# Task requirements
Write the material out again, line by line, exactly as it is.

# Material for this task

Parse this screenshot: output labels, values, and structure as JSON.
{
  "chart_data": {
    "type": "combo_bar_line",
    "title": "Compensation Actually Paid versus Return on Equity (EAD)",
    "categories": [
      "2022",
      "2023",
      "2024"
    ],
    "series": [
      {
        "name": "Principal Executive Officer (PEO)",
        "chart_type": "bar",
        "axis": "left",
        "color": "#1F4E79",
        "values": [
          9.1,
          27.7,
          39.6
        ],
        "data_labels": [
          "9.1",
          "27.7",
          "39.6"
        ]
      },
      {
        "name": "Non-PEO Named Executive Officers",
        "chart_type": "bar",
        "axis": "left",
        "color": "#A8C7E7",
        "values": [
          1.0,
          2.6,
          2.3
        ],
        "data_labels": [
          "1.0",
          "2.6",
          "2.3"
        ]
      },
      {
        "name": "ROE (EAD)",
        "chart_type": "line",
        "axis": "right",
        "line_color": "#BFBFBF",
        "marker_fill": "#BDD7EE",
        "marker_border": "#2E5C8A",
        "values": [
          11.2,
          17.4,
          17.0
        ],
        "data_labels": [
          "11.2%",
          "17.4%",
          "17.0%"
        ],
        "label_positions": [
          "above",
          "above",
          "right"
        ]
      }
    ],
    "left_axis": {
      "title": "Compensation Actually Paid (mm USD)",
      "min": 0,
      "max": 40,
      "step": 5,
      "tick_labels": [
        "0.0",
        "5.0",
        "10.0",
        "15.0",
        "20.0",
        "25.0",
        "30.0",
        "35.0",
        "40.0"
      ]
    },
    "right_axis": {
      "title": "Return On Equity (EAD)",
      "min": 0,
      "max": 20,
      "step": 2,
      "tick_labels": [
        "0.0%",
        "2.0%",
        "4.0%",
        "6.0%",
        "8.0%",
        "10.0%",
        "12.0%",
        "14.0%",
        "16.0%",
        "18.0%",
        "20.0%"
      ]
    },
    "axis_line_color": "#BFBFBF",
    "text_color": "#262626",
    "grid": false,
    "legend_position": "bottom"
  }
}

# The completed task
Parse this screenshot: output labels, values, and structure as JSON.
{
  "chart_data": {
    "type": "combo_bar_line",
    "title": "Compensation Actually Paid versus Return on Equity (EAD)",
    "categories": [
      "2022",
      "2023",
      "2024"
    ],
    "series": [
      {
        "name": "Principal Executive Officer (PEO)",
        "chart_type": "bar",
        "axis": "left",
        "color": "#1F4E79",
        "values": [
          9.1,
          27.7,
          39.6
        ],
        "data_labels": [
          "9.1",
          "27.7",
          "39.6"
        ]
      },
      {
        "name": "Non-PEO Named Executive Officers",
        "chart_type": "bar",
        "axis": "left",
        "color": "#A8C7E7",
        "values": [
          1.0,
          2.6,
          2.3
        ],
        "data_labels": [
          "1.0",
          "2.6",
          "2.3"
        ]
      },
      {
        "name": "ROE (EAD)",
        "chart_type": "line",
        "axis": "right",
        "line_color": "#BFBFBF",
        "marker_fill": "#BDD7EE",
        "marker_border": "#2E5C8A",
        "values": [
          11.2,
          17.4,
          17.0
        ],
        "data_labels": [
          "11.2%",
          "17.4%",
          "17.0%"
        ],
        "label_positions": [
          "above",
          "above",
          "right"
        ]
      }
    ],
    "left_axis": {
      "title": "Compensation Actually Paid (mm USD)",
      "min": 0,
      "max": 40,
      "step": 5,
      "tick_labels": [
        "0.0",
        "5.0",
        "10.0",
        "15.0",
        "20.0",
        "25.0",
        "30.0",
        "35.0",
        "40.0"
      ]
    },
    "right_axis": {
      "title": "Return On Equity (EAD)",
      "min": 0,
      "max": 20,
      "step": 2,
      "tick_labels": [
        "0.0%",
        "2.0%",
        "4.0%",
        "6.0%",
        "8.0%",
        "10.0%",
        "12.0%",
        "14.0%",
        "16.0%",
        "18.0%",
        "20.0%"
      ]
    },
    "axis_line_color": "#BFBFBF",
    "text_color": "#262626",
    "grid": false,
    "legend_position": "bottom"
  }
}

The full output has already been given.